Write out each line from the data below that includes the word "inputs".

□ □ □ □ □ □ □

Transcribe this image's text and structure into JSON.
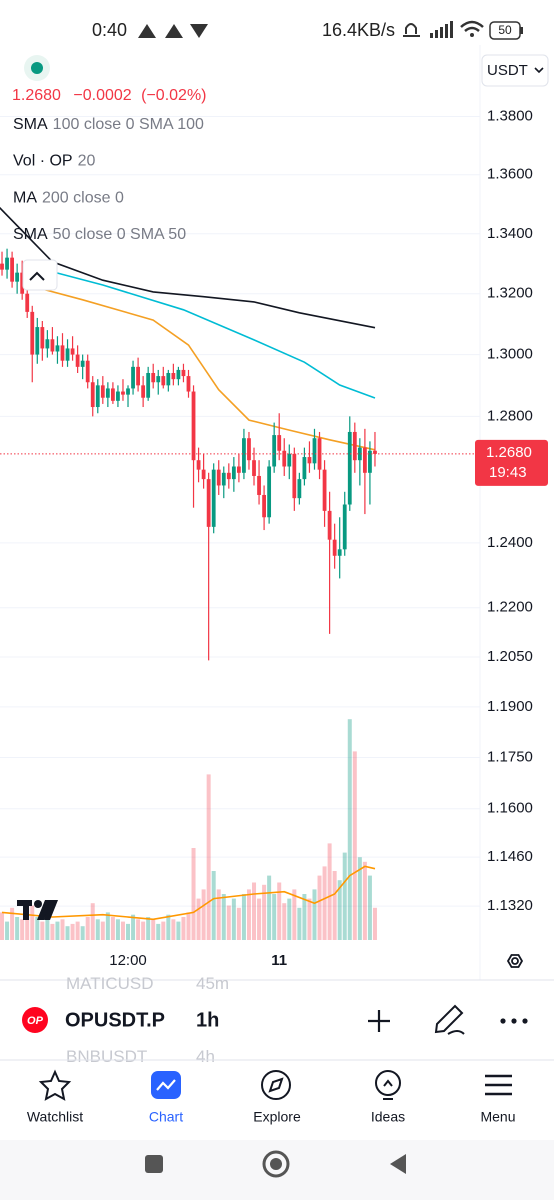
{
  "status_bar": {
    "time": "0:40",
    "network_speed": "16.4KB/s",
    "battery": "50"
  },
  "header": {
    "price": "1.2680",
    "change": "−0.0002",
    "change_percent": "(−0.02%)",
    "currency": "USDT"
  },
  "chart_data": {
    "type": "candlestick",
    "log_scale": true,
    "grid": true,
    "ylim": [
      1.121,
      1.405
    ],
    "yticks": [
      {
        "value": 1.38,
        "label": "1.3800"
      },
      {
        "value": 1.36,
        "label": "1.3600"
      },
      {
        "value": 1.34,
        "label": "1.3400"
      },
      {
        "value": 1.32,
        "label": "1.3200"
      },
      {
        "value": 1.3,
        "label": "1.3000"
      },
      {
        "value": 1.28,
        "label": "1.2800"
      },
      {
        "value": 1.24,
        "label": "1.2400"
      },
      {
        "value": 1.22,
        "label": "1.2200"
      },
      {
        "value": 1.205,
        "label": "1.2050"
      },
      {
        "value": 1.19,
        "label": "1.1900"
      },
      {
        "value": 1.175,
        "label": "1.1750"
      },
      {
        "value": 1.16,
        "label": "1.1600"
      },
      {
        "value": 1.146,
        "label": "1.1460"
      },
      {
        "value": 1.132,
        "label": "1.1320"
      }
    ],
    "xlim": [
      -0.4,
      94.84
    ],
    "xticks": [
      {
        "value": 25,
        "label": "12:00"
      },
      {
        "value": 55,
        "label": "11"
      }
    ],
    "up_color": "#089981",
    "down_color": "#f23645",
    "candles": [
      [
        1.33,
        1.334,
        1.326,
        1.328
      ],
      [
        1.328,
        1.335,
        1.325,
        1.332
      ],
      [
        1.332,
        1.334,
        1.322,
        1.324
      ],
      [
        1.324,
        1.33,
        1.32,
        1.327
      ],
      [
        1.327,
        1.331,
        1.318,
        1.32
      ],
      [
        1.32,
        1.324,
        1.312,
        1.314
      ],
      [
        1.314,
        1.316,
        1.291,
        1.3
      ],
      [
        1.3,
        1.312,
        1.297,
        1.309
      ],
      [
        1.309,
        1.311,
        1.298,
        1.302
      ],
      [
        1.302,
        1.308,
        1.299,
        1.305
      ],
      [
        1.305,
        1.309,
        1.3,
        1.301
      ],
      [
        1.301,
        1.306,
        1.297,
        1.303
      ],
      [
        1.303,
        1.307,
        1.296,
        1.298
      ],
      [
        1.298,
        1.305,
        1.296,
        1.302
      ],
      [
        1.302,
        1.306,
        1.298,
        1.3
      ],
      [
        1.3,
        1.303,
        1.294,
        1.296
      ],
      [
        1.296,
        1.3,
        1.292,
        1.298
      ],
      [
        1.298,
        1.3,
        1.289,
        1.291
      ],
      [
        1.291,
        1.293,
        1.28,
        1.283
      ],
      [
        1.283,
        1.292,
        1.281,
        1.29
      ],
      [
        1.29,
        1.293,
        1.284,
        1.286
      ],
      [
        1.286,
        1.291,
        1.283,
        1.289
      ],
      [
        1.289,
        1.291,
        1.284,
        1.285
      ],
      [
        1.285,
        1.29,
        1.283,
        1.288
      ],
      [
        1.288,
        1.292,
        1.285,
        1.287
      ],
      [
        1.287,
        1.29,
        1.283,
        1.289
      ],
      [
        1.289,
        1.298,
        1.287,
        1.296
      ],
      [
        1.296,
        1.299,
        1.288,
        1.29
      ],
      [
        1.29,
        1.293,
        1.283,
        1.286
      ],
      [
        1.286,
        1.296,
        1.285,
        1.294
      ],
      [
        1.294,
        1.297,
        1.289,
        1.291
      ],
      [
        1.291,
        1.295,
        1.287,
        1.293
      ],
      [
        1.293,
        1.296,
        1.289,
        1.29
      ],
      [
        1.29,
        1.295,
        1.288,
        1.294
      ],
      [
        1.294,
        1.297,
        1.29,
        1.292
      ],
      [
        1.292,
        1.296,
        1.29,
        1.295
      ],
      [
        1.295,
        1.297,
        1.291,
        1.293
      ],
      [
        1.293,
        1.295,
        1.286,
        1.288
      ],
      [
        1.288,
        1.29,
        1.251,
        1.266
      ],
      [
        1.266,
        1.27,
        1.259,
        1.263
      ],
      [
        1.263,
        1.268,
        1.257,
        1.26
      ],
      [
        1.26,
        1.262,
        1.204,
        1.245
      ],
      [
        1.245,
        1.265,
        1.243,
        1.263
      ],
      [
        1.263,
        1.266,
        1.255,
        1.258
      ],
      [
        1.258,
        1.264,
        1.254,
        1.262
      ],
      [
        1.262,
        1.265,
        1.257,
        1.26
      ],
      [
        1.26,
        1.267,
        1.256,
        1.264
      ],
      [
        1.264,
        1.268,
        1.259,
        1.262
      ],
      [
        1.262,
        1.276,
        1.26,
        1.273
      ],
      [
        1.273,
        1.275,
        1.263,
        1.266
      ],
      [
        1.266,
        1.27,
        1.258,
        1.261
      ],
      [
        1.261,
        1.266,
        1.252,
        1.255
      ],
      [
        1.255,
        1.258,
        1.244,
        1.248
      ],
      [
        1.248,
        1.266,
        1.246,
        1.264
      ],
      [
        1.264,
        1.278,
        1.262,
        1.274
      ],
      [
        1.274,
        1.281,
        1.266,
        1.269
      ],
      [
        1.269,
        1.273,
        1.261,
        1.264
      ],
      [
        1.264,
        1.271,
        1.26,
        1.268
      ],
      [
        1.268,
        1.27,
        1.25,
        1.254
      ],
      [
        1.254,
        1.262,
        1.252,
        1.26
      ],
      [
        1.26,
        1.27,
        1.258,
        1.267
      ],
      [
        1.267,
        1.272,
        1.262,
        1.265
      ],
      [
        1.265,
        1.276,
        1.263,
        1.273
      ],
      [
        1.273,
        1.275,
        1.26,
        1.263
      ],
      [
        1.263,
        1.266,
        1.245,
        1.25
      ],
      [
        1.25,
        1.256,
        1.212,
        1.241
      ],
      [
        1.241,
        1.246,
        1.232,
        1.236
      ],
      [
        1.236,
        1.248,
        1.229,
        1.238
      ],
      [
        1.238,
        1.256,
        1.236,
        1.252
      ],
      [
        1.252,
        1.28,
        1.25,
        1.275
      ],
      [
        1.275,
        1.278,
        1.262,
        1.266
      ],
      [
        1.266,
        1.273,
        1.258,
        1.27
      ],
      [
        1.27,
        1.276,
        1.249,
        1.262
      ],
      [
        1.262,
        1.272,
        1.252,
        1.269
      ],
      [
        1.269,
        1.275,
        1.264,
        1.268
      ]
    ],
    "last_price": {
      "value": 1.268,
      "label": "1.2680"
    },
    "countdown": "19:43",
    "volume_lim": [
      0,
      100
    ],
    "series": [
      {
        "name": "SMA",
        "inputs": "100 close 0 SMA 100",
        "color": "#00bcd4",
        "x": [
          5,
          20,
          36,
          50,
          60,
          67,
          74
        ],
        "values": [
          1.3295,
          1.3229,
          1.3147,
          1.3048,
          1.2975,
          1.2901,
          1.2859
        ]
      },
      {
        "name": "Vol · OP",
        "inputs": "20",
        "pane": "volume",
        "color": "#ff9800",
        "x": [
          0,
          10,
          20,
          30,
          38,
          42,
          50,
          56,
          62,
          66,
          69,
          72,
          74
        ],
        "values": [
          12,
          10,
          11,
          9,
          12,
          18,
          20,
          21,
          16,
          20,
          28,
          32,
          31
        ],
        "bars": [
          12,
          8,
          14,
          10,
          9,
          16,
          15,
          10,
          8,
          9,
          7,
          8,
          9,
          6,
          7,
          8,
          6,
          10,
          16,
          9,
          8,
          12,
          10,
          9,
          8,
          7,
          11,
          9,
          8,
          10,
          9,
          7,
          8,
          11,
          9,
          8,
          10,
          12,
          40,
          18,
          22,
          72,
          30,
          22,
          20,
          15,
          18,
          14,
          20,
          22,
          25,
          18,
          24,
          28,
          20,
          25,
          16,
          18,
          22,
          14,
          20,
          18,
          22,
          28,
          32,
          42,
          30,
          26,
          38,
          96,
          82,
          36,
          34,
          28,
          14
        ]
      },
      {
        "name": "MA",
        "inputs": "200 close 0",
        "color": "#131722",
        "x": [
          -1,
          10,
          20,
          30,
          40,
          50,
          59,
          74
        ],
        "values": [
          1.3497,
          1.3306,
          1.3245,
          1.3206,
          1.319,
          1.3173,
          1.3137,
          1.3088
        ]
      },
      {
        "name": "SMA",
        "inputs": "50 close 0 SMA 50",
        "color": "#f4a024",
        "x": [
          5,
          16,
          30,
          37,
          43,
          49,
          57,
          65,
          74
        ],
        "values": [
          1.3229,
          1.318,
          1.3113,
          1.3031,
          1.2886,
          1.2788,
          1.2756,
          1.2725,
          1.2693
        ]
      }
    ]
  },
  "symbol_bar": {
    "logo": "OP",
    "symbol": "OPUSDT.P",
    "interval": "1h",
    "behind_above": [
      "MATICUSD",
      "45m"
    ],
    "behind_below": [
      "BNBUSDT",
      "4h"
    ]
  },
  "nav": [
    "Watchlist",
    "Chart",
    "Explore",
    "Ideas",
    "Menu"
  ]
}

□ □ □ □ □ □ □

• **Result of the task**:
        "inputs": "100 close 0 SMA 100",
        "inputs": "20",
        "inputs": "200 close 0",
        "inputs": "50 close 0 SMA 50",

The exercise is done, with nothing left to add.